### Data lines ###
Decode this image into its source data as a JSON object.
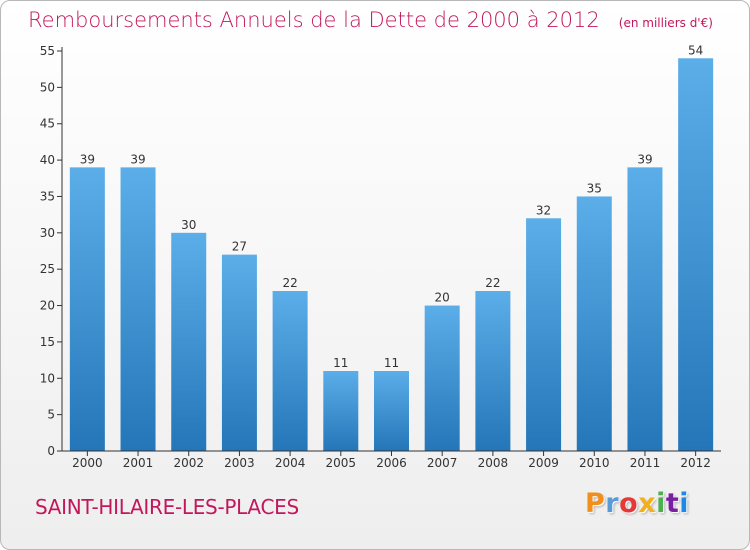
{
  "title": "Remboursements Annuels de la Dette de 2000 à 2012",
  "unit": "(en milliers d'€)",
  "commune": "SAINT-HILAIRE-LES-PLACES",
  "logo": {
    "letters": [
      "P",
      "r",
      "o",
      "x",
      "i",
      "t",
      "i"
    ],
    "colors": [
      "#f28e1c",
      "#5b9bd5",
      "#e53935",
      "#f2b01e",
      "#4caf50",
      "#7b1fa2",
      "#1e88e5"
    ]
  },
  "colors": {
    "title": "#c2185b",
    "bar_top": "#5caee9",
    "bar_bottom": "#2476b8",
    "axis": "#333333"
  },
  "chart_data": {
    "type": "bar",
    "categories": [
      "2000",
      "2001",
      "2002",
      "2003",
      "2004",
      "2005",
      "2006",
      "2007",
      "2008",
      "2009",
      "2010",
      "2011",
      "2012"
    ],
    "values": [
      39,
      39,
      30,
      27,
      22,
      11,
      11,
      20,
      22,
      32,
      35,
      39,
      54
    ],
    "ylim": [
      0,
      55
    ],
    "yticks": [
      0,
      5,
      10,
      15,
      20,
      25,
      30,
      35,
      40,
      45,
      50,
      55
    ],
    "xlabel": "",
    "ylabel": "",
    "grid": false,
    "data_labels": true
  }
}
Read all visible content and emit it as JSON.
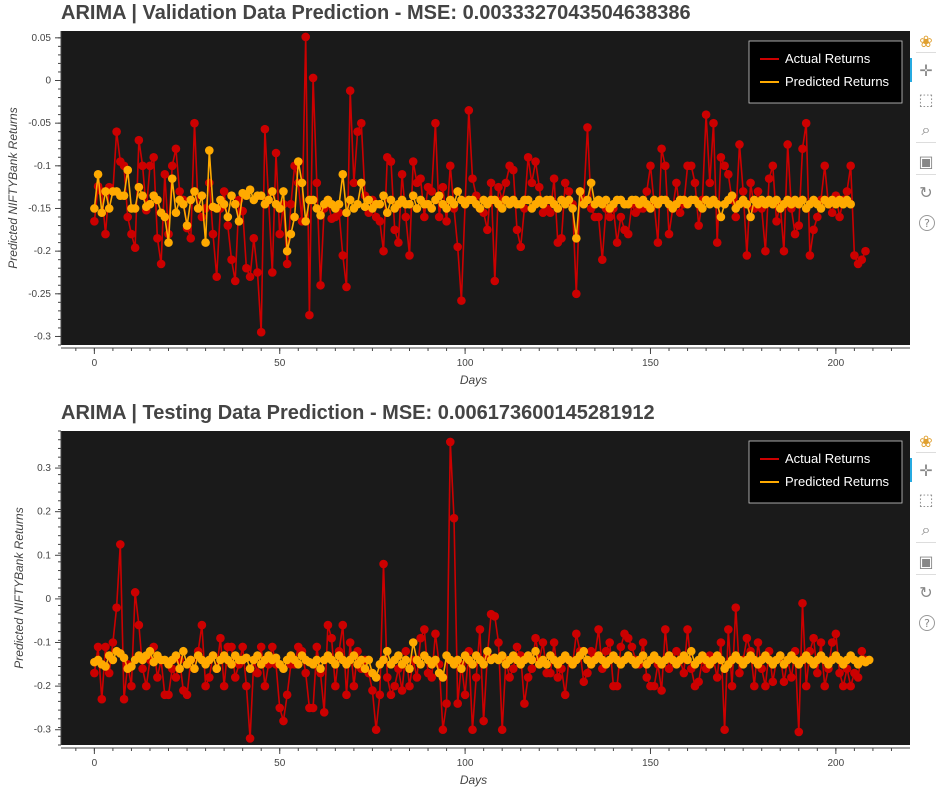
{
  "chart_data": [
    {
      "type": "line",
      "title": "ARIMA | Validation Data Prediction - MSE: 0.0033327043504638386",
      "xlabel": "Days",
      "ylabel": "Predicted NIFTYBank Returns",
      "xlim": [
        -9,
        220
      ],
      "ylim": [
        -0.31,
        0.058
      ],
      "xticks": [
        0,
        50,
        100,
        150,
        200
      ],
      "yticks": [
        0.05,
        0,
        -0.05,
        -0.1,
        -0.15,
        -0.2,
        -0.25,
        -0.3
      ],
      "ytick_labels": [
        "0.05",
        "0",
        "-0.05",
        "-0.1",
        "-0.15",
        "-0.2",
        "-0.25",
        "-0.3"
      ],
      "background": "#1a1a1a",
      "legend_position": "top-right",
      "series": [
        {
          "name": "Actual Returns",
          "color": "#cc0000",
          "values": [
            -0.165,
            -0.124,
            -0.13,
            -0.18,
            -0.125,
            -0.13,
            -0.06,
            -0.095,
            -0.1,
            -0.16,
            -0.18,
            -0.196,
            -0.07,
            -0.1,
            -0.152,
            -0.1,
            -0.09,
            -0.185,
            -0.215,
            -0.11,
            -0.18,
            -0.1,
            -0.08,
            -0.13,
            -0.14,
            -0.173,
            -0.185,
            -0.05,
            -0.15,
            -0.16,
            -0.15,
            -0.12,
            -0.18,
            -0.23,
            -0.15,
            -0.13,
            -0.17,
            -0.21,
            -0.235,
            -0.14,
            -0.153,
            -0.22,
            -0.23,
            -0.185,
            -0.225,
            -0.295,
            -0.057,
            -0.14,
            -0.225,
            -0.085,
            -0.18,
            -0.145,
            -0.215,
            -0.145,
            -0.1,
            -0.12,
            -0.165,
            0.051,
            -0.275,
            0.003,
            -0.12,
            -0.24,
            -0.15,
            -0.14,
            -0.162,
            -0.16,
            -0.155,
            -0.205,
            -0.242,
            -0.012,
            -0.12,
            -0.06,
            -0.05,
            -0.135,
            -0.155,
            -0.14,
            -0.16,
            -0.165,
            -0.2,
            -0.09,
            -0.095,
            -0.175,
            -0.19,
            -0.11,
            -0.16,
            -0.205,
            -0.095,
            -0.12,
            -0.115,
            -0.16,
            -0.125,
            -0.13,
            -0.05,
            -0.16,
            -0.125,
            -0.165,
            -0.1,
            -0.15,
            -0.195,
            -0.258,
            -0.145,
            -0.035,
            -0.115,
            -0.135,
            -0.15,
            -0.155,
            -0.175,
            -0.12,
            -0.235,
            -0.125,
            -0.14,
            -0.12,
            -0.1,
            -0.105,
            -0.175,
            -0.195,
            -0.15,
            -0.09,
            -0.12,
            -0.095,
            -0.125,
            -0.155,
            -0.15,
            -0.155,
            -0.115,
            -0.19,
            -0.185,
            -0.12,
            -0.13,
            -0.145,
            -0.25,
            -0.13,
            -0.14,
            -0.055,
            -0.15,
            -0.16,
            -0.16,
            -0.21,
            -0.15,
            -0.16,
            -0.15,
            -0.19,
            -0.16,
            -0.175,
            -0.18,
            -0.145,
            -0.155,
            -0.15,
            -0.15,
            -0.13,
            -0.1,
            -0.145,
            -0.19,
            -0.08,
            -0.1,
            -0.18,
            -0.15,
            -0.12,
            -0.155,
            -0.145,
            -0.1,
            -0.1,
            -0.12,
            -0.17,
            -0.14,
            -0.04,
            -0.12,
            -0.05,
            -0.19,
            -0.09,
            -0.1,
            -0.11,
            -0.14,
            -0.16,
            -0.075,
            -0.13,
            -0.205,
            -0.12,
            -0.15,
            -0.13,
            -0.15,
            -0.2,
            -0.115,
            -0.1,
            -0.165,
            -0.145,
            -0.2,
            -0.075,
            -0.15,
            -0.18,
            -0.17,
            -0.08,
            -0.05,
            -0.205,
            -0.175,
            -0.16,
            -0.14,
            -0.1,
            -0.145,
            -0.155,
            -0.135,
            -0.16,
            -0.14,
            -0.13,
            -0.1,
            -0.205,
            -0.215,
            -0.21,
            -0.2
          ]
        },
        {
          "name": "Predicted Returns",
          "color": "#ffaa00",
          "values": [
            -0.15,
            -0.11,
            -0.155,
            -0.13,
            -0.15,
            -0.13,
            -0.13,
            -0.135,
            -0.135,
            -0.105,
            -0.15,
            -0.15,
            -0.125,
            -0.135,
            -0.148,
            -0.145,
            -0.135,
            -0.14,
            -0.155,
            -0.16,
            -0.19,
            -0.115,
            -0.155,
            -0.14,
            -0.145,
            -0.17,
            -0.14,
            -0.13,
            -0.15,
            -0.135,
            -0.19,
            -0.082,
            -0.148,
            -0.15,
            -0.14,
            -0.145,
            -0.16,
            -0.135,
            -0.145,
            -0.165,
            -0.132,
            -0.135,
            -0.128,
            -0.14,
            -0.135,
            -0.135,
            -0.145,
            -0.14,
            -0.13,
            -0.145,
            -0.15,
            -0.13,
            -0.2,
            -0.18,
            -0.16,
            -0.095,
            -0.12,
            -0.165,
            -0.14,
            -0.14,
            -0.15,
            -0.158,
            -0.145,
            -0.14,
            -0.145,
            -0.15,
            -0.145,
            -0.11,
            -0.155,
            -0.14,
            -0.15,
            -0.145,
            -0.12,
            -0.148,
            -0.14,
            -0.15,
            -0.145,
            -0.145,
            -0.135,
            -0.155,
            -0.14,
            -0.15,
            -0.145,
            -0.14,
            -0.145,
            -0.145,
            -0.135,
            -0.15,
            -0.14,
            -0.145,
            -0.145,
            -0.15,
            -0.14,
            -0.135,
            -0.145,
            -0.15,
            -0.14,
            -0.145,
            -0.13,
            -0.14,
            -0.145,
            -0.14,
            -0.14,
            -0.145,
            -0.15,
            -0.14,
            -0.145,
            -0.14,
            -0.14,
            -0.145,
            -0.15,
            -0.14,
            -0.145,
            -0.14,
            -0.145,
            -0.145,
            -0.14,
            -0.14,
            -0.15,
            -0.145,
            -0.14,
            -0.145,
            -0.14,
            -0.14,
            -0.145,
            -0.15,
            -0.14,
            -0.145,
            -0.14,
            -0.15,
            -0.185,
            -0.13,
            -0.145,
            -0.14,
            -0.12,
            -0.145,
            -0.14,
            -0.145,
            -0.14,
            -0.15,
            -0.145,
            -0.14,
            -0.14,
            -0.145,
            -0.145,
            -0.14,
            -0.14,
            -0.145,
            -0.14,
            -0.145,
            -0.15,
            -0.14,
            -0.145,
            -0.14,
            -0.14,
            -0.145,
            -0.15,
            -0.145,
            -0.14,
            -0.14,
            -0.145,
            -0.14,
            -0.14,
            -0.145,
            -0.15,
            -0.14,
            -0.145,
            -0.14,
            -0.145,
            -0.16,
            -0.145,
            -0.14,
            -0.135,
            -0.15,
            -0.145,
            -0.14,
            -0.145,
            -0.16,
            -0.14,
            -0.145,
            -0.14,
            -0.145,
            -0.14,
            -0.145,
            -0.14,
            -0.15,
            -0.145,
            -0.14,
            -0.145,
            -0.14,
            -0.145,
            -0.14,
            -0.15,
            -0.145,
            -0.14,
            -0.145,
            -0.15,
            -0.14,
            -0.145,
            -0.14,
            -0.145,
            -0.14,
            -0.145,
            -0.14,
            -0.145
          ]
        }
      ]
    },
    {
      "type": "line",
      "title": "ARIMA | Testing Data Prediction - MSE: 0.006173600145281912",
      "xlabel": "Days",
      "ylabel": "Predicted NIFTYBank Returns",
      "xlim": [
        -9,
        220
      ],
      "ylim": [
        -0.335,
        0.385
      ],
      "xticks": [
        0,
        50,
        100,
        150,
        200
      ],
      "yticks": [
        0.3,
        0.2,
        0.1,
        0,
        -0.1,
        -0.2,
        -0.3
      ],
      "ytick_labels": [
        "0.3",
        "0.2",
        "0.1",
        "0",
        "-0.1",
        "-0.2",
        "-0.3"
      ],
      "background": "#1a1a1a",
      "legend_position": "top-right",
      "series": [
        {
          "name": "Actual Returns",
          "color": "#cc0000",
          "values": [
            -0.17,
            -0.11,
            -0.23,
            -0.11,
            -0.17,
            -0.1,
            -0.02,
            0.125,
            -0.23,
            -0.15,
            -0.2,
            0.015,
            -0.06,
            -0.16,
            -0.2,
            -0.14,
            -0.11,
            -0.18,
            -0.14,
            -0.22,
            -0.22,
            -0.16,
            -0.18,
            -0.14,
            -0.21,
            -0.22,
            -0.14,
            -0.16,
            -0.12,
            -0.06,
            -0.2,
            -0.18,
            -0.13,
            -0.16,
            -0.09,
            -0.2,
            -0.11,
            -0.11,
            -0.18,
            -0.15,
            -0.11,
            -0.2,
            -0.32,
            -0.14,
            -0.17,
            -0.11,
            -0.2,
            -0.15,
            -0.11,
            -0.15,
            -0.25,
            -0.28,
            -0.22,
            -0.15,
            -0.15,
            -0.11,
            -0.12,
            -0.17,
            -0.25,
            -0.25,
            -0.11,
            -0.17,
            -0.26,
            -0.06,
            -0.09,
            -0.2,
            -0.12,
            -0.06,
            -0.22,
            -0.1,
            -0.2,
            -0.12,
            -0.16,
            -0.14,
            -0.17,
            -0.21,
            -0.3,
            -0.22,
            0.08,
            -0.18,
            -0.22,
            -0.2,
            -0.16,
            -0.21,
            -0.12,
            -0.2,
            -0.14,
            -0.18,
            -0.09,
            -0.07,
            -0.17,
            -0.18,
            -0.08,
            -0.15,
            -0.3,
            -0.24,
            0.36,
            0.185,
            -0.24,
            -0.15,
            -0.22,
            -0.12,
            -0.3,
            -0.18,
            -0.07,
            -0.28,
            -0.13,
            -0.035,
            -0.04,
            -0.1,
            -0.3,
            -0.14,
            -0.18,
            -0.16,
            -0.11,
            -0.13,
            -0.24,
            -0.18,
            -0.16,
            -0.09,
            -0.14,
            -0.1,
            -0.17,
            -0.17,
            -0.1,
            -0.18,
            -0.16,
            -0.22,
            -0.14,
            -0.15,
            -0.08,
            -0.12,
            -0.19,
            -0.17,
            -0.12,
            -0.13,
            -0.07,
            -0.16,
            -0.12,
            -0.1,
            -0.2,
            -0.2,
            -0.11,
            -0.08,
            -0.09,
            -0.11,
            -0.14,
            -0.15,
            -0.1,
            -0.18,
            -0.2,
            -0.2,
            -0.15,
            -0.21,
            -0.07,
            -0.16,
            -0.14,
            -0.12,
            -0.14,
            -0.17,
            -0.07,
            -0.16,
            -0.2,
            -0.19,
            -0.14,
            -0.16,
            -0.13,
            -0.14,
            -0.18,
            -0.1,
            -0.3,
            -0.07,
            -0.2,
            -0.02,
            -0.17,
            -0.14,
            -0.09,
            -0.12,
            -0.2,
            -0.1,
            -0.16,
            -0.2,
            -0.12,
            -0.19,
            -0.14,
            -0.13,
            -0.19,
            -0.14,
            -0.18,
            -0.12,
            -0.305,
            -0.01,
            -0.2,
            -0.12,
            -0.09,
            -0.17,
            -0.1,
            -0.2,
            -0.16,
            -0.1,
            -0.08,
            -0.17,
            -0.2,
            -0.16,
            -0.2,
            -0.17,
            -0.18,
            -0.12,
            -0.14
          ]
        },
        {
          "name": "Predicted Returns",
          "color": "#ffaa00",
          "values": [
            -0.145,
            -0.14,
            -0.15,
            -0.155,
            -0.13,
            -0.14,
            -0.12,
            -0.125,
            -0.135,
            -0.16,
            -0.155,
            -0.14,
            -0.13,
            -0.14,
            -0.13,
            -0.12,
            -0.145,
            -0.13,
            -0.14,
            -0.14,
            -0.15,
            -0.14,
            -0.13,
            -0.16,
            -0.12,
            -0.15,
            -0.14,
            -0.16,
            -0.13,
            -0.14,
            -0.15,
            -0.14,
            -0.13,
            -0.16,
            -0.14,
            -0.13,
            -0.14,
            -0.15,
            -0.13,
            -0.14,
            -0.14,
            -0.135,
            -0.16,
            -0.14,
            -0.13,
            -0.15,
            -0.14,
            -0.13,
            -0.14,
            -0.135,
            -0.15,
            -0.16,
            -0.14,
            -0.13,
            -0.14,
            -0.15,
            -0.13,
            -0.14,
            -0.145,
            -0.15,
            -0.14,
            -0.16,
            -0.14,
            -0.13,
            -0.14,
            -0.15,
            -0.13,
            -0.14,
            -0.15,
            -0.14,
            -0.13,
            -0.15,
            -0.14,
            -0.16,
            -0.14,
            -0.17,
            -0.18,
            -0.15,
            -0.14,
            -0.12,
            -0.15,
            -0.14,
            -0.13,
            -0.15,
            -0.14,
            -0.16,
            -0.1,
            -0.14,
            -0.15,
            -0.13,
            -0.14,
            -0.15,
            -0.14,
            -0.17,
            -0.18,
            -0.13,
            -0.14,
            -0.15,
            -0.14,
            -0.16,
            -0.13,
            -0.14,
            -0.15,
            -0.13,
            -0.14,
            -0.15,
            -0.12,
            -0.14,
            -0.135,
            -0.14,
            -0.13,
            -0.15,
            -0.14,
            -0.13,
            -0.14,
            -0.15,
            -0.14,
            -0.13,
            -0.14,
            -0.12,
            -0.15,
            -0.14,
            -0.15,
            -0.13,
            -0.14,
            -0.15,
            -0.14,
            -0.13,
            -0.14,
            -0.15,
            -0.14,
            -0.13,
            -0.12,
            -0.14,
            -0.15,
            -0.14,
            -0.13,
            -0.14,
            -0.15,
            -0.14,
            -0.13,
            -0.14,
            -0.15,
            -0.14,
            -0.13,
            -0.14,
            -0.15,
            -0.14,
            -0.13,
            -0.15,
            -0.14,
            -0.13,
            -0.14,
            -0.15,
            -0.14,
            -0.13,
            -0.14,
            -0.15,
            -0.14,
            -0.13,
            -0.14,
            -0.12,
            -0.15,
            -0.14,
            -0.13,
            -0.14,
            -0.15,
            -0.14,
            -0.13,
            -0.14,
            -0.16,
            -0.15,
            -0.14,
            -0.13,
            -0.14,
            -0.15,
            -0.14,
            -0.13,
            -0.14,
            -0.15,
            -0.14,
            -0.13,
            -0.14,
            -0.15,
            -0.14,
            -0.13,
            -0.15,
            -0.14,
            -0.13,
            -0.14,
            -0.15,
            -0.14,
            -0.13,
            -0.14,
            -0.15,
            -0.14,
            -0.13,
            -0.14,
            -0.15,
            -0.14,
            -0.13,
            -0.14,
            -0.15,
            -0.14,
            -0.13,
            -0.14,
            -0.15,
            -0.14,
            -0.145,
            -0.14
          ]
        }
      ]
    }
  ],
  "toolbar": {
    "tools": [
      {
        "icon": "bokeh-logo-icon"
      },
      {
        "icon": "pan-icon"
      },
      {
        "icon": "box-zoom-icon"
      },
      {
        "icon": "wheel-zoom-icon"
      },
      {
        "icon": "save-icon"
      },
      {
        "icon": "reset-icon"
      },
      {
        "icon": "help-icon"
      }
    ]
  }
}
###
◆ **What to produce**
Filter the records for lines holding the string "Prediction". Copy each one.

◆ **Answer to this problem**
      "title": "ARIMA | Validation Data Prediction - MSE: 0.0033327043504638386",
      "title": "ARIMA | Testing Data Prediction - MSE: 0.006173600145281912",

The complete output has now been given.